Written problem — Look through the entries below and count the lines with the word "esta" in them; give only the number.

───── Data records ─────

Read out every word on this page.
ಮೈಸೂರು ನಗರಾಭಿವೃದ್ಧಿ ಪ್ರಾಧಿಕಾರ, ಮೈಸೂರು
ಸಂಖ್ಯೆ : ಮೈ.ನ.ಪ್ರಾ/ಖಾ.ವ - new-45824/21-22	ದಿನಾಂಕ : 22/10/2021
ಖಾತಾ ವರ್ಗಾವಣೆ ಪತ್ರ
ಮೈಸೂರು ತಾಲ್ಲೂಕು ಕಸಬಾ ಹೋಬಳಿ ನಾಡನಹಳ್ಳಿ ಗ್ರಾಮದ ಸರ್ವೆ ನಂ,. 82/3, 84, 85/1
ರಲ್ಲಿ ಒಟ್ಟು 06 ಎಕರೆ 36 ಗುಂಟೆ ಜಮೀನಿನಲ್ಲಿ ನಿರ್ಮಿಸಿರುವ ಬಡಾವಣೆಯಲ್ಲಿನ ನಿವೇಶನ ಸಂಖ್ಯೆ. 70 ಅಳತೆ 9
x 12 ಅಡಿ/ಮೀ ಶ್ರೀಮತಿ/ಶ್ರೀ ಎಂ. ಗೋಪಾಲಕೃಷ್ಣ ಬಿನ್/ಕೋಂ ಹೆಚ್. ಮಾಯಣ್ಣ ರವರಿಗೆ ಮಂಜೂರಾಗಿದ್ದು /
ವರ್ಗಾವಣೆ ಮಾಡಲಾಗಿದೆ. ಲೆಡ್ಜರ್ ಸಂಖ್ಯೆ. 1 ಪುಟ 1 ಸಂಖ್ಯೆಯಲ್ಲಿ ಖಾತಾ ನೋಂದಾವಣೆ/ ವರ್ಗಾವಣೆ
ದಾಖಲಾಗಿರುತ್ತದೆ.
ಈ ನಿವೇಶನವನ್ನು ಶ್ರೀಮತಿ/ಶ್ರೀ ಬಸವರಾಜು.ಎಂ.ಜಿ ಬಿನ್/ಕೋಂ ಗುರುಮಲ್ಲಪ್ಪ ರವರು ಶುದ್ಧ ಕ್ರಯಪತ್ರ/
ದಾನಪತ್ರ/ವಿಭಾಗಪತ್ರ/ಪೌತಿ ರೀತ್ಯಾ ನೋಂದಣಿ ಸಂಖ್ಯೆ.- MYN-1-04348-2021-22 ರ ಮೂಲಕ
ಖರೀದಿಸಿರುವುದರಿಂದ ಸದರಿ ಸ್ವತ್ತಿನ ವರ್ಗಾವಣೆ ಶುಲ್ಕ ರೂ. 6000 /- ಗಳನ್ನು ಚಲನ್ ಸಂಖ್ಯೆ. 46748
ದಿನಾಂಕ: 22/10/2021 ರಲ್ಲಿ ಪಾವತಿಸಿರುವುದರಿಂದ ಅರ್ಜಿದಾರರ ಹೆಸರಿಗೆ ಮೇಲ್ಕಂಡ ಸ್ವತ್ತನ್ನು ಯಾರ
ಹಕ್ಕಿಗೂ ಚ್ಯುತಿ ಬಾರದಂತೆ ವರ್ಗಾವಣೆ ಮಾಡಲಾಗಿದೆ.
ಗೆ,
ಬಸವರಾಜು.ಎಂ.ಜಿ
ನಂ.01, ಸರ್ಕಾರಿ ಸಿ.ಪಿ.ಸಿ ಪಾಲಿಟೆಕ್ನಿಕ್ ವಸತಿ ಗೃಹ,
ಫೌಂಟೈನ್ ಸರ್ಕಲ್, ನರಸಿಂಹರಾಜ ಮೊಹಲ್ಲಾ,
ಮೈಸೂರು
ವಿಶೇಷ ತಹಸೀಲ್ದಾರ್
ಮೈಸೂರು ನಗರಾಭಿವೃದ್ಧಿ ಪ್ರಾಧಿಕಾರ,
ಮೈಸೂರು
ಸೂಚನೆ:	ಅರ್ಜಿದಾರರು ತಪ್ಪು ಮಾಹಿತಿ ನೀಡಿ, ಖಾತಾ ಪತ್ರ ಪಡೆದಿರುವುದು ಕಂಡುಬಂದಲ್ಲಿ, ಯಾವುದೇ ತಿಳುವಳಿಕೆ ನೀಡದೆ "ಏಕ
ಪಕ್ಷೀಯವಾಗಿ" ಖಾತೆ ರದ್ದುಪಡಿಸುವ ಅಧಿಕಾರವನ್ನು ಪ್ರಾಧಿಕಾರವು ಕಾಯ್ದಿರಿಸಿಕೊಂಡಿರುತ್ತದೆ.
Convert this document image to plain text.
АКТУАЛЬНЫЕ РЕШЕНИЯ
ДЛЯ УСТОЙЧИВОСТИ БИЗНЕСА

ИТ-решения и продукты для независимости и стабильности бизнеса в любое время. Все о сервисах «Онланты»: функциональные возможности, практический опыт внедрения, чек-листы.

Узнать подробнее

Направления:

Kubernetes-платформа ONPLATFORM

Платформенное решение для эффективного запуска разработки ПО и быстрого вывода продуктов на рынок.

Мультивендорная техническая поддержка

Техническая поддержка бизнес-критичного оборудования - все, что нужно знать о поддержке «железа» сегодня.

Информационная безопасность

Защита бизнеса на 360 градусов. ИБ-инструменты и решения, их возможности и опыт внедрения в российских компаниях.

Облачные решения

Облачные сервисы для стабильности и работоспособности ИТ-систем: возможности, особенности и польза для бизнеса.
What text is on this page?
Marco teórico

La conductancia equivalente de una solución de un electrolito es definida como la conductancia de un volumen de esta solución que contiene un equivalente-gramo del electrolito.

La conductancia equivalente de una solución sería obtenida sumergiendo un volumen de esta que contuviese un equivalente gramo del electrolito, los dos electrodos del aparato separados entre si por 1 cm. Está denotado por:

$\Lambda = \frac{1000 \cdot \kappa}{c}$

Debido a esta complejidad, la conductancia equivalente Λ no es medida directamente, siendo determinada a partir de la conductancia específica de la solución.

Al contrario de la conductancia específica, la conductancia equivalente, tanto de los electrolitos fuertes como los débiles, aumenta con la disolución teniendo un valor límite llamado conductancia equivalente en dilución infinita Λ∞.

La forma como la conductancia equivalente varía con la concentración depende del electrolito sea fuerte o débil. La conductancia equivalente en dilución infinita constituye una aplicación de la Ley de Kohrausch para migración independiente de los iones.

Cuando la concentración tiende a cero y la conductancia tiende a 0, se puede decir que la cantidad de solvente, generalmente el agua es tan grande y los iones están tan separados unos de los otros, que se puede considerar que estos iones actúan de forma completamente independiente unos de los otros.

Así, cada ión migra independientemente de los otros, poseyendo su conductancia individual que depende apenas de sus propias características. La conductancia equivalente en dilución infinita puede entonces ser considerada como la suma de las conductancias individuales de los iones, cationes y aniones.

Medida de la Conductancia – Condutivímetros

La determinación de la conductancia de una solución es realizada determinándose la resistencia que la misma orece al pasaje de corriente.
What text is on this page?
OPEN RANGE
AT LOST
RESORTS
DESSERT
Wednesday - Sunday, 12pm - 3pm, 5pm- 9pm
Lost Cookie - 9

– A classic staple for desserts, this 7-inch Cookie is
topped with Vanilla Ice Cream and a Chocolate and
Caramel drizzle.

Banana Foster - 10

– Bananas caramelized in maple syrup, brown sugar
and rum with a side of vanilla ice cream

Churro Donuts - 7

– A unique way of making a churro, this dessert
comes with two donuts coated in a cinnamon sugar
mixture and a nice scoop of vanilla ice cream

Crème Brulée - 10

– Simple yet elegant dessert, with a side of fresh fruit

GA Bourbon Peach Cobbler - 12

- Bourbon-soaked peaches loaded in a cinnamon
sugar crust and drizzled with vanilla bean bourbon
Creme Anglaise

─────

Answer — 3